Every line below should be copied exactly; drop the pictures.

(Source data)
— start —
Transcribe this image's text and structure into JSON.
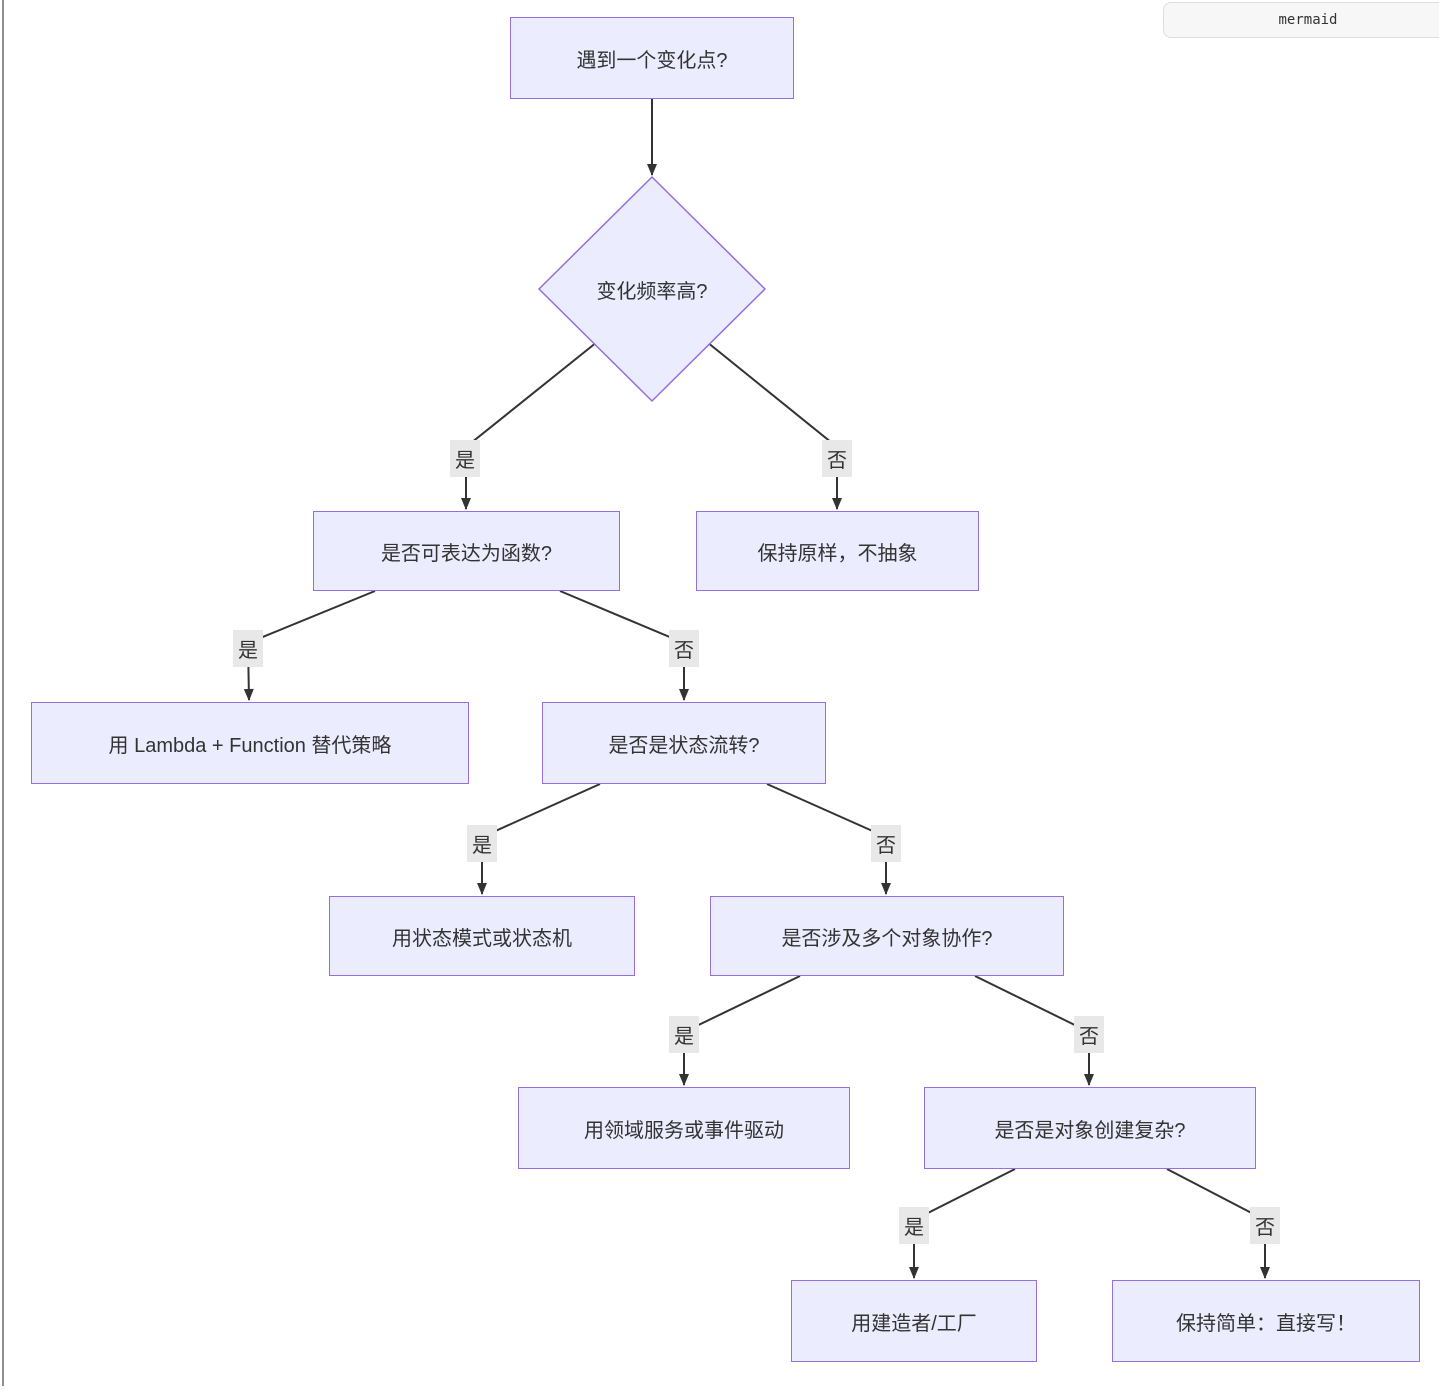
{
  "badge": {
    "label": "mermaid"
  },
  "flowchart": {
    "nodes": {
      "start": "遇到一个变化点?",
      "freq": "变化频率高?",
      "func": "是否可表达为函数?",
      "keep": "保持原样，不抽象",
      "lambda": "用 Lambda + Function 替代策略",
      "stateq": "是否是状态流转?",
      "statem": "用状态模式或状态机",
      "collabq": "是否涉及多个对象协作?",
      "domain": "用领域服务或事件驱动",
      "createq": "是否是对象创建复杂?",
      "builder": "用建造者/工厂",
      "simple": "保持简单：直接写！"
    },
    "edge_labels": {
      "yes": "是",
      "no": "否"
    },
    "colors": {
      "node_fill": "#ECECFF",
      "node_border": "#9370DB",
      "edge_line": "#333333",
      "edge_label_bg": "#e8e8e8",
      "text": "#333333"
    }
  }
}
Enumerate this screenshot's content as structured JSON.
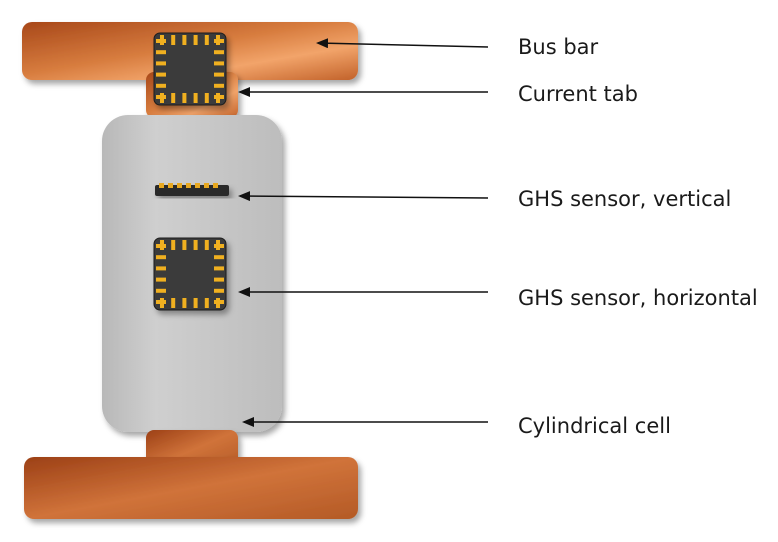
{
  "labels": {
    "bus_bar": "Bus bar",
    "current_tab": "Current tab",
    "sensor_vertical": "GHS sensor, vertical",
    "sensor_horizontal": "GHS sensor, horizontal",
    "cell": "Cylindrical cell"
  },
  "colors": {
    "copper_dark": "#b4531f",
    "copper_light": "#f0a060",
    "cell_gray": "#c4c4c4",
    "chip_body": "#3a3a3a",
    "chip_pad": "#f0b020",
    "arrow": "#111111"
  }
}
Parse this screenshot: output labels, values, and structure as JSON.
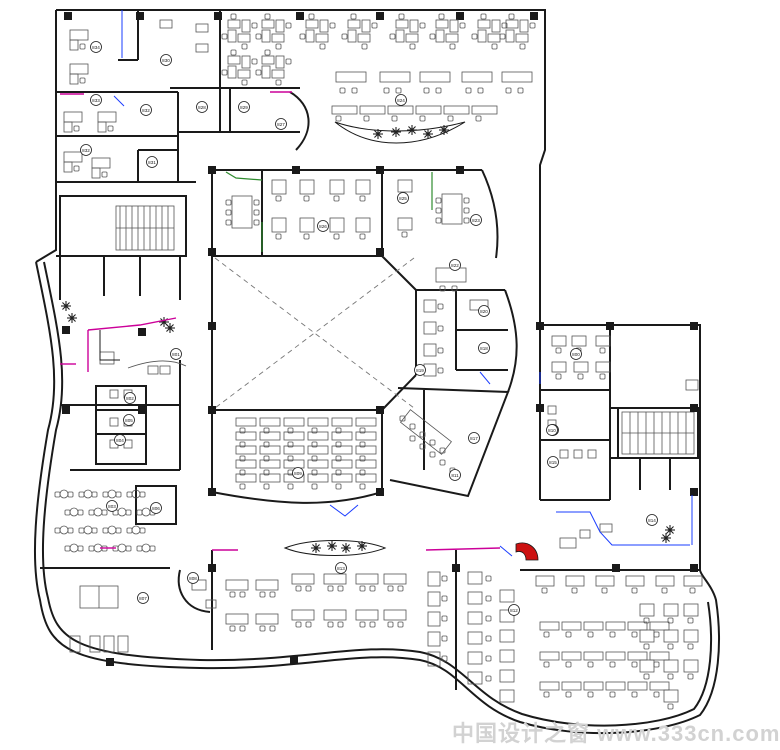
— end —
**Finished exercise:**
Transcribe this image's text and structure into JSON.
{
  "badge": {
    "label": "mermaid"
  },
  "flowchart": {
    "nodes": {
      "start": "遇到一个变化点?",
      "freq": "变化频率高?",
      "func": "是否可表达为函数?",
      "keep": "保持原样，不抽象",
      "lambda": "用 Lambda + Function 替代策略",
      "stateq": "是否是状态流转?",
      "statem": "用状态模式或状态机",
      "collabq": "是否涉及多个对象协作?",
      "domain": "用领域服务或事件驱动",
      "createq": "是否是对象创建复杂?",
      "builder": "用建造者/工厂",
      "simple": "保持简单：直接写！"
    },
    "edge_labels": {
      "yes": "是",
      "no": "否"
    },
    "colors": {
      "node_fill": "#ECECFF",
      "node_border": "#9370DB",
      "edge_line": "#333333",
      "edge_label_bg": "#e8e8e8",
      "text": "#333333"
    }
  }
}
Enumerate this screenshot's content as structured JSON.
{
  "labels": {
    "bus_bar": "Bus bar",
    "current_tab": "Current tab",
    "sensor_vertical": "GHS sensor, vertical",
    "sensor_horizontal": "GHS sensor, horizontal",
    "cell": "Cylindrical cell"
  },
  "colors": {
    "copper_dark": "#b4531f",
    "copper_light": "#f0a060",
    "cell_gray": "#c4c4c4",
    "chip_body": "#3a3a3a",
    "chip_pad": "#f0b020",
    "arrow": "#111111"
  }
}
Parse this screenshot: output labels, values, and structure as JSON.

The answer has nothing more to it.